> _Problem requirements_:
Give only the number of lines in these records that contain the word "giày".

[Records excerpted from a collection]
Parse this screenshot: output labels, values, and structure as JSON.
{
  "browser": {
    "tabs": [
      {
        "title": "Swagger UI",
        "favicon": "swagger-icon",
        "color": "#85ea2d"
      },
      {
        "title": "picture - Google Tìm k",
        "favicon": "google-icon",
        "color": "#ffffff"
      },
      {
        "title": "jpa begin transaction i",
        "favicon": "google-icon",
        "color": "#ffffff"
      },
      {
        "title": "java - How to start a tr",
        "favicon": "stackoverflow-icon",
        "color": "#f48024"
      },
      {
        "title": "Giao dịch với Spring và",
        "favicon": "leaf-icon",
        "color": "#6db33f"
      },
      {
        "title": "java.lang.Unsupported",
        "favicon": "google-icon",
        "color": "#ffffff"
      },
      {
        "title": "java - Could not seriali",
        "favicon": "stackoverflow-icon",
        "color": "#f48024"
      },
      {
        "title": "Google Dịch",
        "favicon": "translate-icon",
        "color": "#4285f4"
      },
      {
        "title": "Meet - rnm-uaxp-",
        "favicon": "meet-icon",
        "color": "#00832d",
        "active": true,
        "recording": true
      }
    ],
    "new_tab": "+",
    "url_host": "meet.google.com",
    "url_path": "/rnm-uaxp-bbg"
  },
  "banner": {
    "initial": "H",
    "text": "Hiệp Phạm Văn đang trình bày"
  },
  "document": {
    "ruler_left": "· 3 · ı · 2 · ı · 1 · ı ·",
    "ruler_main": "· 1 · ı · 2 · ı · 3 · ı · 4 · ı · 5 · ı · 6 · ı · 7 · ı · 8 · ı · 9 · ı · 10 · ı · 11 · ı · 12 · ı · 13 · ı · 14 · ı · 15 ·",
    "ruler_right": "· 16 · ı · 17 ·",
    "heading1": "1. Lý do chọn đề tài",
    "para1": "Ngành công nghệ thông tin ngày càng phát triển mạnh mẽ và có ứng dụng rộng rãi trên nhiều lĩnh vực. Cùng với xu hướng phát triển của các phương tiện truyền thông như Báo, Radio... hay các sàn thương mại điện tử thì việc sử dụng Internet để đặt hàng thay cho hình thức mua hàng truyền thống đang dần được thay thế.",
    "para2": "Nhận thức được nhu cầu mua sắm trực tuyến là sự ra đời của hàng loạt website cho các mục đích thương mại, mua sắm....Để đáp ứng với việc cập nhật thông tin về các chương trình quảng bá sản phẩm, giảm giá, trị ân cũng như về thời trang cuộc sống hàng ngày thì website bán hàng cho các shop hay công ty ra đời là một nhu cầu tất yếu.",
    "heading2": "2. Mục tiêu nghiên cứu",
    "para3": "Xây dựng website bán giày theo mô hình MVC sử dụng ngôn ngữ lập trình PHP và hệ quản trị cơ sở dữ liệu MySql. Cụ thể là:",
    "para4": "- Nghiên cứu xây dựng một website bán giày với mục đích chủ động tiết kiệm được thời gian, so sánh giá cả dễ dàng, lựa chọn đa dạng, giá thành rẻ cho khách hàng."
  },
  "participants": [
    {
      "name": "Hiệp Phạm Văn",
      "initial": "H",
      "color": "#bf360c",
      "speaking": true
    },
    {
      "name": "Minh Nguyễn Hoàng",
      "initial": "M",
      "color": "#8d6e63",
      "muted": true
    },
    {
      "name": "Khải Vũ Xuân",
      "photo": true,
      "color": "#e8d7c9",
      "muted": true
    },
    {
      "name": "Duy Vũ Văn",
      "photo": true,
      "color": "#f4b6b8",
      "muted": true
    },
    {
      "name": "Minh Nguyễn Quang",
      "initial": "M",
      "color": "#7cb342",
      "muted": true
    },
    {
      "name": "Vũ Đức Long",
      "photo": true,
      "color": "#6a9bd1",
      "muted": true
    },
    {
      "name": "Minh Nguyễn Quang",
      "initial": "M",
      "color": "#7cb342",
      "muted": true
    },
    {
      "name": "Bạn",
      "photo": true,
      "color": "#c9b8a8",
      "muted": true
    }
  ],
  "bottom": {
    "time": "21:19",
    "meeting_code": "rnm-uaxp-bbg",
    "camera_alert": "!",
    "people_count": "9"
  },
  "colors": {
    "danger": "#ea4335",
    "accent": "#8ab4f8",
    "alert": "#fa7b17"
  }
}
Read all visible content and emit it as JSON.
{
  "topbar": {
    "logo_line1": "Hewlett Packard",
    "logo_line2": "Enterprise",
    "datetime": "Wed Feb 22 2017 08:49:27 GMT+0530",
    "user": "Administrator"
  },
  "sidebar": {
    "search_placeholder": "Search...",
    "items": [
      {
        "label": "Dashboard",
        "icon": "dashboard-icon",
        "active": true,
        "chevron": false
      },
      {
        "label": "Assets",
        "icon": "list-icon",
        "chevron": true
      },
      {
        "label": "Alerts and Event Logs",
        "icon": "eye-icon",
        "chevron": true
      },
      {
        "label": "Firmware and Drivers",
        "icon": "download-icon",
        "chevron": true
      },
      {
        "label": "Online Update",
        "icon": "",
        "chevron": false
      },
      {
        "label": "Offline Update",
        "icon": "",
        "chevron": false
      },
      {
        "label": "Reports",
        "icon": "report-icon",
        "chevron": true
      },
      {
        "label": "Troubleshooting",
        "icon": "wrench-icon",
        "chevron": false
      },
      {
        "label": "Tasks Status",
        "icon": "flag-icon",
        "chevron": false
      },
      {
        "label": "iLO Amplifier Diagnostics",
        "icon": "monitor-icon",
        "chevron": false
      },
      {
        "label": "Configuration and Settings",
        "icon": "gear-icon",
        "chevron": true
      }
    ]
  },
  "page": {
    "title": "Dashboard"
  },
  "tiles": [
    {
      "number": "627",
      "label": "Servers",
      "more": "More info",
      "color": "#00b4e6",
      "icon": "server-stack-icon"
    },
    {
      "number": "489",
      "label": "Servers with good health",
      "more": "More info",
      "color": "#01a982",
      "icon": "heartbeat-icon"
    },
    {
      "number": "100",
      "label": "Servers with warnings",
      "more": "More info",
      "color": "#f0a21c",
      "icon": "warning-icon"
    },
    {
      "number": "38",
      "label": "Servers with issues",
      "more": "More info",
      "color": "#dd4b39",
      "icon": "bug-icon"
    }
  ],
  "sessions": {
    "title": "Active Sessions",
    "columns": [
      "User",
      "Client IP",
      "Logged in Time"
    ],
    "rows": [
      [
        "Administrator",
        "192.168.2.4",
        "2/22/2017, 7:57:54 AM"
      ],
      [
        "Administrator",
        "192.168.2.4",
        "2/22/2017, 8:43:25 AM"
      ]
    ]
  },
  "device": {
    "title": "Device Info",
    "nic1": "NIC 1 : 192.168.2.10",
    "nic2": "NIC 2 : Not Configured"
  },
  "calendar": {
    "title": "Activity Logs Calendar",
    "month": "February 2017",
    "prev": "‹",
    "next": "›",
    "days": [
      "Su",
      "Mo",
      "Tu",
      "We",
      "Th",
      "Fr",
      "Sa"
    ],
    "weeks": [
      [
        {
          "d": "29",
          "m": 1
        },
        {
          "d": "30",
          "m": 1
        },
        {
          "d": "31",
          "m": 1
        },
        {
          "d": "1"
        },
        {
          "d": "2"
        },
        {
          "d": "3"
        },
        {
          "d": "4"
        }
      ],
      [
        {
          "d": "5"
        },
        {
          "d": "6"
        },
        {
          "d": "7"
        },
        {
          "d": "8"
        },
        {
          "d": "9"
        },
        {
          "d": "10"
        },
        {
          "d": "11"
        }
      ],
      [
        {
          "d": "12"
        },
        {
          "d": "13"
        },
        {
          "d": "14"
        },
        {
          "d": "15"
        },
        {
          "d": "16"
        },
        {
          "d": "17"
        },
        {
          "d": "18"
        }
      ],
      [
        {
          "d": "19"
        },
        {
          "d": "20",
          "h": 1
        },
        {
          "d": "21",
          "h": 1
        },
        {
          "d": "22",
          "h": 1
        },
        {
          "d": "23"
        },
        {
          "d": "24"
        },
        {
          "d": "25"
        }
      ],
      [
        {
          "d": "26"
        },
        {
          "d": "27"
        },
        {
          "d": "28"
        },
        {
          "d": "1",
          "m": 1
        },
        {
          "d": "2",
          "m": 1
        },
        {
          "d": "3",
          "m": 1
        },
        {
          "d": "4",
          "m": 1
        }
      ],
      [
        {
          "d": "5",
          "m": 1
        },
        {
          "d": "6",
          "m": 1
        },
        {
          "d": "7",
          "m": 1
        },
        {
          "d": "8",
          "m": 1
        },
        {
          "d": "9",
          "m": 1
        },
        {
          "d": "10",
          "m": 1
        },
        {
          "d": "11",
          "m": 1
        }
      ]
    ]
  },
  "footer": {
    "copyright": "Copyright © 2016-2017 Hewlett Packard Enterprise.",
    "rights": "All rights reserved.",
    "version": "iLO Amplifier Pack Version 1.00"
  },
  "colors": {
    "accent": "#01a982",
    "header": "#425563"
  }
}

> _Output for this task_:
2